==== PROVIDED ENTRIES

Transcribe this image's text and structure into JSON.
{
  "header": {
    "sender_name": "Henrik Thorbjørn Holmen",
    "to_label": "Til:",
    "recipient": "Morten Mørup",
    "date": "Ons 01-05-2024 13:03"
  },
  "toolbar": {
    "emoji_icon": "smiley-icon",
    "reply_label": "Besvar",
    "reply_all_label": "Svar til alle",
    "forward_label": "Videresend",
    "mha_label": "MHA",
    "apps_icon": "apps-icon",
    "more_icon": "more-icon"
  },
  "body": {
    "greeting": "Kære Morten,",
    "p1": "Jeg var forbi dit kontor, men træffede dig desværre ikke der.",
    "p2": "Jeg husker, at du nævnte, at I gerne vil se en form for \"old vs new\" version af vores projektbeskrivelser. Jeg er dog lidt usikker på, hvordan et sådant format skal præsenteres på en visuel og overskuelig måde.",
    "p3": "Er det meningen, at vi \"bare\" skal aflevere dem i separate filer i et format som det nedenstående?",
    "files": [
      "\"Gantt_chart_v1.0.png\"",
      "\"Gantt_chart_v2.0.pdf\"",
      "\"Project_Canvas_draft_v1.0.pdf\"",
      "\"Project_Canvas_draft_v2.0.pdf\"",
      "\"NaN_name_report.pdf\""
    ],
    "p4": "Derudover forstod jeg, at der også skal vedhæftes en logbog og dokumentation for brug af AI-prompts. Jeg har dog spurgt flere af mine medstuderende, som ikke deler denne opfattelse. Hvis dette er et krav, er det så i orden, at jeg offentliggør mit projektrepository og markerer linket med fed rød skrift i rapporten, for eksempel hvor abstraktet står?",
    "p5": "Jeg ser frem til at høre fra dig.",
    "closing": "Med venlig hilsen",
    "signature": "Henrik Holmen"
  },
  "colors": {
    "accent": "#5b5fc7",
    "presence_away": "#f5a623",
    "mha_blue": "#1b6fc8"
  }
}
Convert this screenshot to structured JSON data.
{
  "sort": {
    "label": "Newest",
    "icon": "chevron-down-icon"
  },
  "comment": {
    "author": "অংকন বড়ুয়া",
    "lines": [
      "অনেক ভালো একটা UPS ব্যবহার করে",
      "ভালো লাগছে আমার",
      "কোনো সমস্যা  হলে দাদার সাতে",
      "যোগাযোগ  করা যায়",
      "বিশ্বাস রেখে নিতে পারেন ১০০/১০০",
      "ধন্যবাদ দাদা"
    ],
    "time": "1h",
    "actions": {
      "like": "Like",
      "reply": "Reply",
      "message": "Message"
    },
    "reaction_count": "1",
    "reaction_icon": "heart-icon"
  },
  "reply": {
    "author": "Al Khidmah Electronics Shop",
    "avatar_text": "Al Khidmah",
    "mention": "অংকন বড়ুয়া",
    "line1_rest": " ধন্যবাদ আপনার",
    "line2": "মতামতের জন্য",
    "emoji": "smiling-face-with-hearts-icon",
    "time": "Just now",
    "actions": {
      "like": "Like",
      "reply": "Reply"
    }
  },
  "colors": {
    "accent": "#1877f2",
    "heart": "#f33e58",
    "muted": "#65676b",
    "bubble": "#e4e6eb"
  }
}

========

WHAT THIS TASK INVOLVES:
From the records above, extract every entry verbatim.

COMPLETED TASK:
Transcribe this image's text and structure into JSON.
{
  "header": {
    "sender_name": "Henrik Thorbjørn Holmen",
    "to_label": "Til:",
    "recipient": "Morten Mørup",
    "date": "Ons 01-05-2024 13:03"
  },
  "toolbar": {
    "emoji_icon": "smiley-icon",
    "reply_label": "Besvar",
    "reply_all_label": "Svar til alle",
    "forward_label": "Videresend",
    "mha_label": "MHA",
    "apps_icon": "apps-icon",
    "more_icon": "more-icon"
  },
  "body": {
    "greeting": "Kære Morten,",
    "p1": "Jeg var forbi dit kontor, men træffede dig desværre ikke der.",
    "p2": "Jeg husker, at du nævnte, at I gerne vil se en form for \"old vs new\" version af vores projektbeskrivelser. Jeg er dog lidt usikker på, hvordan et sådant format skal præsenteres på en visuel og overskuelig måde.",
    "p3": "Er det meningen, at vi \"bare\" skal aflevere dem i separate filer i et format som det nedenstående?",
    "files": [
      "\"Gantt_chart_v1.0.png\"",
      "\"Gantt_chart_v2.0.pdf\"",
      "\"Project_Canvas_draft_v1.0.pdf\"",
      "\"Project_Canvas_draft_v2.0.pdf\"",
      "\"NaN_name_report.pdf\""
    ],
    "p4": "Derudover forstod jeg, at der også skal vedhæftes en logbog og dokumentation for brug af AI-prompts. Jeg har dog spurgt flere af mine medstuderende, som ikke deler denne opfattelse. Hvis dette er et krav, er det så i orden, at jeg offentliggør mit projektrepository og markerer linket med fed rød skrift i rapporten, for eksempel hvor abstraktet står?",
    "p5": "Jeg ser frem til at høre fra dig.",
    "closing": "Med venlig hilsen",
    "signature": "Henrik Holmen"
  },
  "colors": {
    "accent": "#5b5fc7",
    "presence_away": "#f5a623",
    "mha_blue": "#1b6fc8"
  }
}
Convert this screenshot to structured JSON data.
{
  "sort": {
    "label": "Newest",
    "icon": "chevron-down-icon"
  },
  "comment": {
    "author": "অংকন বড়ুয়া",
    "lines": [
      "অনেক ভালো একটা UPS ব্যবহার করে",
      "ভালো লাগছে আমার",
      "কোনো সমস্যা  হলে দাদার সাতে",
      "যোগাযোগ  করা যায়",
      "বিশ্বাস রেখে নিতে পারেন ১০০/১০০",
      "ধন্যবাদ দাদা"
    ],
    "time": "1h",
    "actions": {
      "like": "Like",
      "reply": "Reply",
      "message": "Message"
    },
    "reaction_count": "1",
    "reaction_icon": "heart-icon"
  },
  "reply": {
    "author": "Al Khidmah Electronics Shop",
    "avatar_text": "Al Khidmah",
    "mention": "অংকন বড়ুয়া",
    "line1_rest": " ধন্যবাদ আপনার",
    "line2": "মতামতের জন্য",
    "emoji": "smiling-face-with-hearts-icon",
    "time": "Just now",
    "actions": {
      "like": "Like",
      "reply": "Reply"
    }
  },
  "colors": {
    "accent": "#1877f2",
    "heart": "#f33e58",
    "muted": "#65676b",
    "bubble": "#e4e6eb"
  }
}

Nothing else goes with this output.